## SHORT EXERCISE
Some lines in the listing below may include the string "find". How many are there? Give only the number.

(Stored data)
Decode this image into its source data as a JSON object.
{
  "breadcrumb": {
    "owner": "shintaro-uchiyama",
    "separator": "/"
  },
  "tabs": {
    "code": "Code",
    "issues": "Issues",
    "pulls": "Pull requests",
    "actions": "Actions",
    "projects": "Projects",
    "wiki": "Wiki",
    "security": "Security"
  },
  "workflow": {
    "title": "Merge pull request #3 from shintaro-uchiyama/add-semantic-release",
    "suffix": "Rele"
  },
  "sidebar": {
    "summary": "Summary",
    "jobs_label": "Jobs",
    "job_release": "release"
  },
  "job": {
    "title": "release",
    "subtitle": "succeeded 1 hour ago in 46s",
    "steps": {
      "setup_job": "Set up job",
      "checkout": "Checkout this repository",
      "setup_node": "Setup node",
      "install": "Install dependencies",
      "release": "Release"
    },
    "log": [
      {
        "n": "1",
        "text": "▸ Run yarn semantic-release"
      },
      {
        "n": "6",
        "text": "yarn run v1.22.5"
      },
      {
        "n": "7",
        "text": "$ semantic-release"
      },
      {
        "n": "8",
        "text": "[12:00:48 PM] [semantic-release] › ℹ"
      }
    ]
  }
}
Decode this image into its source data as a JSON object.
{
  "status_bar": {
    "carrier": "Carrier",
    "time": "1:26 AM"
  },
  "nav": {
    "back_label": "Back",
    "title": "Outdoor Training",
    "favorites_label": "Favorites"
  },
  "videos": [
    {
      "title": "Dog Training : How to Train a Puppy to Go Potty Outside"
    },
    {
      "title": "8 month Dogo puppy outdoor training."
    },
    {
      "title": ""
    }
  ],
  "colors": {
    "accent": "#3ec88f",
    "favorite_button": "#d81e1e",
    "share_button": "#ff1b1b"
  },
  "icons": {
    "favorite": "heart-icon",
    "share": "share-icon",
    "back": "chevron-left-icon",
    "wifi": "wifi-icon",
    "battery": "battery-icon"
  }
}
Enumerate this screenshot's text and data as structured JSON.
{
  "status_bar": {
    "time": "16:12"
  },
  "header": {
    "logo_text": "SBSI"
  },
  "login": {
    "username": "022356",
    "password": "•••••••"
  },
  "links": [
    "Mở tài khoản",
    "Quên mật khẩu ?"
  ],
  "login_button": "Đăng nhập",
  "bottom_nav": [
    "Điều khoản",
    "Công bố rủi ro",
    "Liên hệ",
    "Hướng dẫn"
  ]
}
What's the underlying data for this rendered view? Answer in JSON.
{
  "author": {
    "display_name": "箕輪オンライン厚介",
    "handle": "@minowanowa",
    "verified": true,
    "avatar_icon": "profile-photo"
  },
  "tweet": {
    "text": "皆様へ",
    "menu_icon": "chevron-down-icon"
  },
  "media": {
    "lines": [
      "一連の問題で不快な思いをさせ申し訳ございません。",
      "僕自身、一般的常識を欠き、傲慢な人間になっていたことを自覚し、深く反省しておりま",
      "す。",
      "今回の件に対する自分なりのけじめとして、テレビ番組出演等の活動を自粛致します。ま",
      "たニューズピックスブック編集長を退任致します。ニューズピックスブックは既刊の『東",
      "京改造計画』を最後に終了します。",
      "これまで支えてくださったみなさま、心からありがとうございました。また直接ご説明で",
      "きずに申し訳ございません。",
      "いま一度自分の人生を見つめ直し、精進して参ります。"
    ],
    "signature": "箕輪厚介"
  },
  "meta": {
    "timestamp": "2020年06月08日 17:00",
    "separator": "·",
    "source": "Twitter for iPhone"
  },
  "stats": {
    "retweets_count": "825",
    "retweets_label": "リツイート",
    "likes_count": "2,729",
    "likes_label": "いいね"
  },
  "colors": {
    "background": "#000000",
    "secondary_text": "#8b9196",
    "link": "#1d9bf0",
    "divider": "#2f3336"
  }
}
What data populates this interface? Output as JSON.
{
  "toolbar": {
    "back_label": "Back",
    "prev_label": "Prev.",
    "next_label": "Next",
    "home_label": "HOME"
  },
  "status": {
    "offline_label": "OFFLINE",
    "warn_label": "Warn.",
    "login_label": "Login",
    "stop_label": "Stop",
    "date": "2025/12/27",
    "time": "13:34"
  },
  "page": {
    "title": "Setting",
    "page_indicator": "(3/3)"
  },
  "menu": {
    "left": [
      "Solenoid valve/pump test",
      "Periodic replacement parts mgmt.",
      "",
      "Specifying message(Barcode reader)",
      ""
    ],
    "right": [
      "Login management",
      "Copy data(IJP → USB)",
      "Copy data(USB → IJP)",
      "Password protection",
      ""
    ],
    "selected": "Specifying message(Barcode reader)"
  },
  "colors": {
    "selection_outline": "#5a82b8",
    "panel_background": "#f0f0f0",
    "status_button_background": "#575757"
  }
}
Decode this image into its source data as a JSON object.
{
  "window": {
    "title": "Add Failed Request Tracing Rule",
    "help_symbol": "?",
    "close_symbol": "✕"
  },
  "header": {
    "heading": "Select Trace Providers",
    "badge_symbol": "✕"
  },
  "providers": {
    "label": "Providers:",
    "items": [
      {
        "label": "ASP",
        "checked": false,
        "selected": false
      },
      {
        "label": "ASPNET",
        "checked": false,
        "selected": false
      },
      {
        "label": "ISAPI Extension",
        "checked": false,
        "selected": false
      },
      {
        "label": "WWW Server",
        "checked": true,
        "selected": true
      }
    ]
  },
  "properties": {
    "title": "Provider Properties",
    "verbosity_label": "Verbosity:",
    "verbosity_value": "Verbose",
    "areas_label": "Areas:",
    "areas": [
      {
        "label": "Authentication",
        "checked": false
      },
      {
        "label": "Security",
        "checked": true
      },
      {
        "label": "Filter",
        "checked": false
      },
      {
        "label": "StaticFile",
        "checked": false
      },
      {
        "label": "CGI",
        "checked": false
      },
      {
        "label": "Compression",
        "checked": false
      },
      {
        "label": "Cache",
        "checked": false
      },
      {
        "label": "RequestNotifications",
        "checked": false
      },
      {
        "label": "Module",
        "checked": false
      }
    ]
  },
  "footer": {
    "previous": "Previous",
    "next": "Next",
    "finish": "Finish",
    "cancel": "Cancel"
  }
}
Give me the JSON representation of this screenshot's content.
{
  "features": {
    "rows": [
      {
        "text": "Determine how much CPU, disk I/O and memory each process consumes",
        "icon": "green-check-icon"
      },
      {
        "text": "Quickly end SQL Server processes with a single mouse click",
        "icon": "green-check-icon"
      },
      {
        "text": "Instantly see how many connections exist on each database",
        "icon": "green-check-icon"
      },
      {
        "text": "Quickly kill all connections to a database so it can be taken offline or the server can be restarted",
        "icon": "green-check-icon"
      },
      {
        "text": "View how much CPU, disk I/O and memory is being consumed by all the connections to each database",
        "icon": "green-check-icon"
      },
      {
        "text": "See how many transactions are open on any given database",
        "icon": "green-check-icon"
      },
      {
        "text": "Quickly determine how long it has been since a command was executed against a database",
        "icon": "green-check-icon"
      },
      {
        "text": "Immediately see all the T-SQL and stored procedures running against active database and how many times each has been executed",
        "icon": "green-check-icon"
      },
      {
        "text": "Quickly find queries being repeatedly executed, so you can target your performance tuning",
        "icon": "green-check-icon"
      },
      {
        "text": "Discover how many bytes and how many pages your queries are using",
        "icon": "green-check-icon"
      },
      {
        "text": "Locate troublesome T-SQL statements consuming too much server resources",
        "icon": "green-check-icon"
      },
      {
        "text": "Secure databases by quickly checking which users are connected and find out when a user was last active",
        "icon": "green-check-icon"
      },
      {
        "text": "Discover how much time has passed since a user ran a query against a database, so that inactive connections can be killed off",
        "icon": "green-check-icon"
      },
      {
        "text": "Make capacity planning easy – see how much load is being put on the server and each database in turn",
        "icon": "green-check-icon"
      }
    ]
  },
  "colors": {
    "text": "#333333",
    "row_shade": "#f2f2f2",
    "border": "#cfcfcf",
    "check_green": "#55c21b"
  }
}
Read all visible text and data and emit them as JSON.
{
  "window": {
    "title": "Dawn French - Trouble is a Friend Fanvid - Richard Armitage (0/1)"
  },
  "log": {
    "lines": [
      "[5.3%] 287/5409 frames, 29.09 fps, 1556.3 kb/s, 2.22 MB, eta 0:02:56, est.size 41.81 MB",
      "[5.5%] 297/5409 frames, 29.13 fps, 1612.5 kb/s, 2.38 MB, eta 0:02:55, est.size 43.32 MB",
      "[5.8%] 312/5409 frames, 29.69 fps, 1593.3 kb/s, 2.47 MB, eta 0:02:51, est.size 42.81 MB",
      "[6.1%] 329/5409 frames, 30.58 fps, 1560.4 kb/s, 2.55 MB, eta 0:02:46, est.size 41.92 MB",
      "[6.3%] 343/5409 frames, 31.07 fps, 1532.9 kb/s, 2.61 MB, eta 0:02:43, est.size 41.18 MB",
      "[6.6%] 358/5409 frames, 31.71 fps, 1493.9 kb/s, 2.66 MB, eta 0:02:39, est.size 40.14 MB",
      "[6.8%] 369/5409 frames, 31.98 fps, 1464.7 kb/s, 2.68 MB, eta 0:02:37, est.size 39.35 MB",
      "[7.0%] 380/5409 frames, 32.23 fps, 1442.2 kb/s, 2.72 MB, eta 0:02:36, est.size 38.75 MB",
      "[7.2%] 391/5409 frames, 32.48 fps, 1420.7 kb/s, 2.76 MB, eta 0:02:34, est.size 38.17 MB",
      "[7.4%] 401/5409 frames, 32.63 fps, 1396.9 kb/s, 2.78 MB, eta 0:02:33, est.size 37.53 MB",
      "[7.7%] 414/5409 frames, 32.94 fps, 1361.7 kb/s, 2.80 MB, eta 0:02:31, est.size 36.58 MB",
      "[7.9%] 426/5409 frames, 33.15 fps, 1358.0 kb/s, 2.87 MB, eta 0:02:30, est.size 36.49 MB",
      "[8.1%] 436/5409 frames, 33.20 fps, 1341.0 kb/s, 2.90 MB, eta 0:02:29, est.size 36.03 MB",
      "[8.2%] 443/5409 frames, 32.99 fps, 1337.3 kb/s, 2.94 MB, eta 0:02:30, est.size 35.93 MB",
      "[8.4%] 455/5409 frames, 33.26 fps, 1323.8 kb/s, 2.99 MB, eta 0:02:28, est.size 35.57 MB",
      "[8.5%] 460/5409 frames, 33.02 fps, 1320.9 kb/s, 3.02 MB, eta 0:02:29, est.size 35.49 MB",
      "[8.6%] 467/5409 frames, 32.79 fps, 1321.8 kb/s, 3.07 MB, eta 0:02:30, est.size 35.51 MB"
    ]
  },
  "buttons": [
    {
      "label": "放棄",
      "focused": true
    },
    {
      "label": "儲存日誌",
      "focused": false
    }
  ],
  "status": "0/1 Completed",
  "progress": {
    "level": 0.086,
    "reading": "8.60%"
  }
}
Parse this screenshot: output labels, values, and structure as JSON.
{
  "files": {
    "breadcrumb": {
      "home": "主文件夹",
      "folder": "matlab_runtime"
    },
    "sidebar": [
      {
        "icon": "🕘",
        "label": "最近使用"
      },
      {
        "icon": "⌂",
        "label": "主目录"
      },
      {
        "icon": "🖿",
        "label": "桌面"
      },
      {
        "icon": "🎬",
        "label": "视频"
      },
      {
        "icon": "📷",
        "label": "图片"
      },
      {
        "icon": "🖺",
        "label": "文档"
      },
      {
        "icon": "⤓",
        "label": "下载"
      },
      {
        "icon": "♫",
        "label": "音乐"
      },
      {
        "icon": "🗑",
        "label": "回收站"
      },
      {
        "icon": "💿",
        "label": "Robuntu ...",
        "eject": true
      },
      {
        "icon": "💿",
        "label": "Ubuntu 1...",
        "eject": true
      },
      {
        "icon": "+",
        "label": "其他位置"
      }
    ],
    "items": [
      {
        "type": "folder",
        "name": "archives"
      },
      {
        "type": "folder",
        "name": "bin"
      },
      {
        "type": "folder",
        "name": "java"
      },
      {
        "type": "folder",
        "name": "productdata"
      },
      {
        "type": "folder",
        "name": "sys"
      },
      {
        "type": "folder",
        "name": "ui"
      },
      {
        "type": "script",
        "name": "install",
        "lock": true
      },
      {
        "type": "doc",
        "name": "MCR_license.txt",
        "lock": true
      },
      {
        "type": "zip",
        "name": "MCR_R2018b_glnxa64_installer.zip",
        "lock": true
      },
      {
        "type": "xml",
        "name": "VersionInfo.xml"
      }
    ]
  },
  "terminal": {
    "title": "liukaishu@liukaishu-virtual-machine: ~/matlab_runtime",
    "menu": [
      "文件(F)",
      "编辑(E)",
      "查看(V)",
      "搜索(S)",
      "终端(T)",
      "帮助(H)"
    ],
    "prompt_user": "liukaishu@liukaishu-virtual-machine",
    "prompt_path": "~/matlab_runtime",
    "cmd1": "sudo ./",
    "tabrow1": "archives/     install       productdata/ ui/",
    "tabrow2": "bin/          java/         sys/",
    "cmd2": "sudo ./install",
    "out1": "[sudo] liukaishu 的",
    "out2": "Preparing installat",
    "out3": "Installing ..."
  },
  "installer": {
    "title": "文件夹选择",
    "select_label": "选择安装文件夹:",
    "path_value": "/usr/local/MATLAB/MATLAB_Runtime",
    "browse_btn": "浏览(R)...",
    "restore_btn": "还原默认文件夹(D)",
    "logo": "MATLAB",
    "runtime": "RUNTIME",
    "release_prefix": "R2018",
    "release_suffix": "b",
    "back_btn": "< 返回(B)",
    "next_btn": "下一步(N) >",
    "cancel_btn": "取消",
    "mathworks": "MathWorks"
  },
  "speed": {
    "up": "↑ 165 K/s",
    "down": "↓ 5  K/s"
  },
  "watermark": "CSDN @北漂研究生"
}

## EXERCISE RESPONSE
2